**EXERCISE OBJECTIVE:** Write the records below out again exactly as given, with no images.

**DATA FOR THIS TASK:**
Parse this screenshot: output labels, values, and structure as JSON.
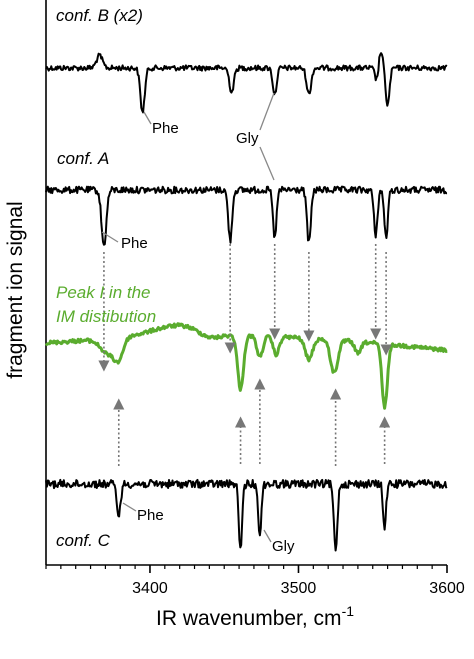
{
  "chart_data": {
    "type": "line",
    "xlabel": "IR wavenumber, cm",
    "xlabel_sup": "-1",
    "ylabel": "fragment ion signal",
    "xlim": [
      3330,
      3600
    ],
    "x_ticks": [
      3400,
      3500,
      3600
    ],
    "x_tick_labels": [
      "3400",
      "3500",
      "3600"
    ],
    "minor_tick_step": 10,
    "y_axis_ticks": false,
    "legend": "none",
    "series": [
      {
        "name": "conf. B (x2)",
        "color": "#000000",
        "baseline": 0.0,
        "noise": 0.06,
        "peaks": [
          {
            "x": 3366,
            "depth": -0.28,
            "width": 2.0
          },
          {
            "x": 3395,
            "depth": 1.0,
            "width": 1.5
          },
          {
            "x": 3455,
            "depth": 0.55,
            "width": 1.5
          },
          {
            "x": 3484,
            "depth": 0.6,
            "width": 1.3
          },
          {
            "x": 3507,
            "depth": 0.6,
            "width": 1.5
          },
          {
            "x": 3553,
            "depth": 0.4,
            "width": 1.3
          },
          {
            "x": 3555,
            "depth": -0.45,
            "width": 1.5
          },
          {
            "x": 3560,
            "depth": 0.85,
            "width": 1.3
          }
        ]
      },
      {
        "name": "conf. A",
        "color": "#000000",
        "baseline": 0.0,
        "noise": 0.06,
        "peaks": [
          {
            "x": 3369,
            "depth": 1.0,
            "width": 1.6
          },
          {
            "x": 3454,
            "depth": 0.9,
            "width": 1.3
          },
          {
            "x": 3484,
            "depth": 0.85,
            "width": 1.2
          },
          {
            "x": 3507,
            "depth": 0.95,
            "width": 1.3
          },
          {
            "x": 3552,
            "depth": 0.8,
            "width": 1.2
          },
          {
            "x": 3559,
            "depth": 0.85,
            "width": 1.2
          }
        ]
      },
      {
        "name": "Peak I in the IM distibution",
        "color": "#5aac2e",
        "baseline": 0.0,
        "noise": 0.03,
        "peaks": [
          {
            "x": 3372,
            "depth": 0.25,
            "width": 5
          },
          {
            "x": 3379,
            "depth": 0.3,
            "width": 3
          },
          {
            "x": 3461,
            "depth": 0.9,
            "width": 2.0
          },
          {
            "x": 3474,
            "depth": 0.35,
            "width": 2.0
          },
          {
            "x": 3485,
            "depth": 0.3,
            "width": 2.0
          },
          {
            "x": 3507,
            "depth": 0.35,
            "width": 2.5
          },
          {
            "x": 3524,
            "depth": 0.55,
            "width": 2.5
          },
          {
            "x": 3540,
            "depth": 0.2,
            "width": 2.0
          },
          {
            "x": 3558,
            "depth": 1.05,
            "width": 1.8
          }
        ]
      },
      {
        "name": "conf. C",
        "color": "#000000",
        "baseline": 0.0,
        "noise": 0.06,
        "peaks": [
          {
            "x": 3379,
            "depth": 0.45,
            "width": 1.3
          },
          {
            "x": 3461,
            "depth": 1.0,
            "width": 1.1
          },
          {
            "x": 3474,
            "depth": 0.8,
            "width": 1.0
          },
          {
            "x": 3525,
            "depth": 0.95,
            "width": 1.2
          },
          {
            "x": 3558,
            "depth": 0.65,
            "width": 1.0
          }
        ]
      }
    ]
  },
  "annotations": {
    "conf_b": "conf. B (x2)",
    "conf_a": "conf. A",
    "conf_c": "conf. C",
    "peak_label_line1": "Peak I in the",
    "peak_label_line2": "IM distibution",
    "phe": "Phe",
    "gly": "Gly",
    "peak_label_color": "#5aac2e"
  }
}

**REPLY:**
Parse this screenshot: output labels, values, and structure as JSON.
{
  "chart_data": {
    "type": "line",
    "xlabel": "IR wavenumber, cm",
    "xlabel_sup": "-1",
    "ylabel": "fragment ion signal",
    "xlim": [
      3330,
      3600
    ],
    "x_ticks": [
      3400,
      3500,
      3600
    ],
    "x_tick_labels": [
      "3400",
      "3500",
      "3600"
    ],
    "minor_tick_step": 10,
    "y_axis_ticks": false,
    "legend": "none",
    "series": [
      {
        "name": "conf. B (x2)",
        "color": "#000000",
        "baseline": 0.0,
        "noise": 0.06,
        "peaks": [
          {
            "x": 3366,
            "depth": -0.28,
            "width": 2.0
          },
          {
            "x": 3395,
            "depth": 1.0,
            "width": 1.5
          },
          {
            "x": 3455,
            "depth": 0.55,
            "width": 1.5
          },
          {
            "x": 3484,
            "depth": 0.6,
            "width": 1.3
          },
          {
            "x": 3507,
            "depth": 0.6,
            "width": 1.5
          },
          {
            "x": 3553,
            "depth": 0.4,
            "width": 1.3
          },
          {
            "x": 3555,
            "depth": -0.45,
            "width": 1.5
          },
          {
            "x": 3560,
            "depth": 0.85,
            "width": 1.3
          }
        ]
      },
      {
        "name": "conf. A",
        "color": "#000000",
        "baseline": 0.0,
        "noise": 0.06,
        "peaks": [
          {
            "x": 3369,
            "depth": 1.0,
            "width": 1.6
          },
          {
            "x": 3454,
            "depth": 0.9,
            "width": 1.3
          },
          {
            "x": 3484,
            "depth": 0.85,
            "width": 1.2
          },
          {
            "x": 3507,
            "depth": 0.95,
            "width": 1.3
          },
          {
            "x": 3552,
            "depth": 0.8,
            "width": 1.2
          },
          {
            "x": 3559,
            "depth": 0.85,
            "width": 1.2
          }
        ]
      },
      {
        "name": "Peak I in the IM distibution",
        "color": "#5aac2e",
        "baseline": 0.0,
        "noise": 0.03,
        "peaks": [
          {
            "x": 3372,
            "depth": 0.25,
            "width": 5
          },
          {
            "x": 3379,
            "depth": 0.3,
            "width": 3
          },
          {
            "x": 3461,
            "depth": 0.9,
            "width": 2.0
          },
          {
            "x": 3474,
            "depth": 0.35,
            "width": 2.0
          },
          {
            "x": 3485,
            "depth": 0.3,
            "width": 2.0
          },
          {
            "x": 3507,
            "depth": 0.35,
            "width": 2.5
          },
          {
            "x": 3524,
            "depth": 0.55,
            "width": 2.5
          },
          {
            "x": 3540,
            "depth": 0.2,
            "width": 2.0
          },
          {
            "x": 3558,
            "depth": 1.05,
            "width": 1.8
          }
        ]
      },
      {
        "name": "conf. C",
        "color": "#000000",
        "baseline": 0.0,
        "noise": 0.06,
        "peaks": [
          {
            "x": 3379,
            "depth": 0.45,
            "width": 1.3
          },
          {
            "x": 3461,
            "depth": 1.0,
            "width": 1.1
          },
          {
            "x": 3474,
            "depth": 0.8,
            "width": 1.0
          },
          {
            "x": 3525,
            "depth": 0.95,
            "width": 1.2
          },
          {
            "x": 3558,
            "depth": 0.65,
            "width": 1.0
          }
        ]
      }
    ]
  },
  "annotations": {
    "conf_b": "conf. B (x2)",
    "conf_a": "conf. A",
    "conf_c": "conf. C",
    "peak_label_line1": "Peak I in the",
    "peak_label_line2": "IM distibution",
    "phe": "Phe",
    "gly": "Gly",
    "peak_label_color": "#5aac2e"
  }
}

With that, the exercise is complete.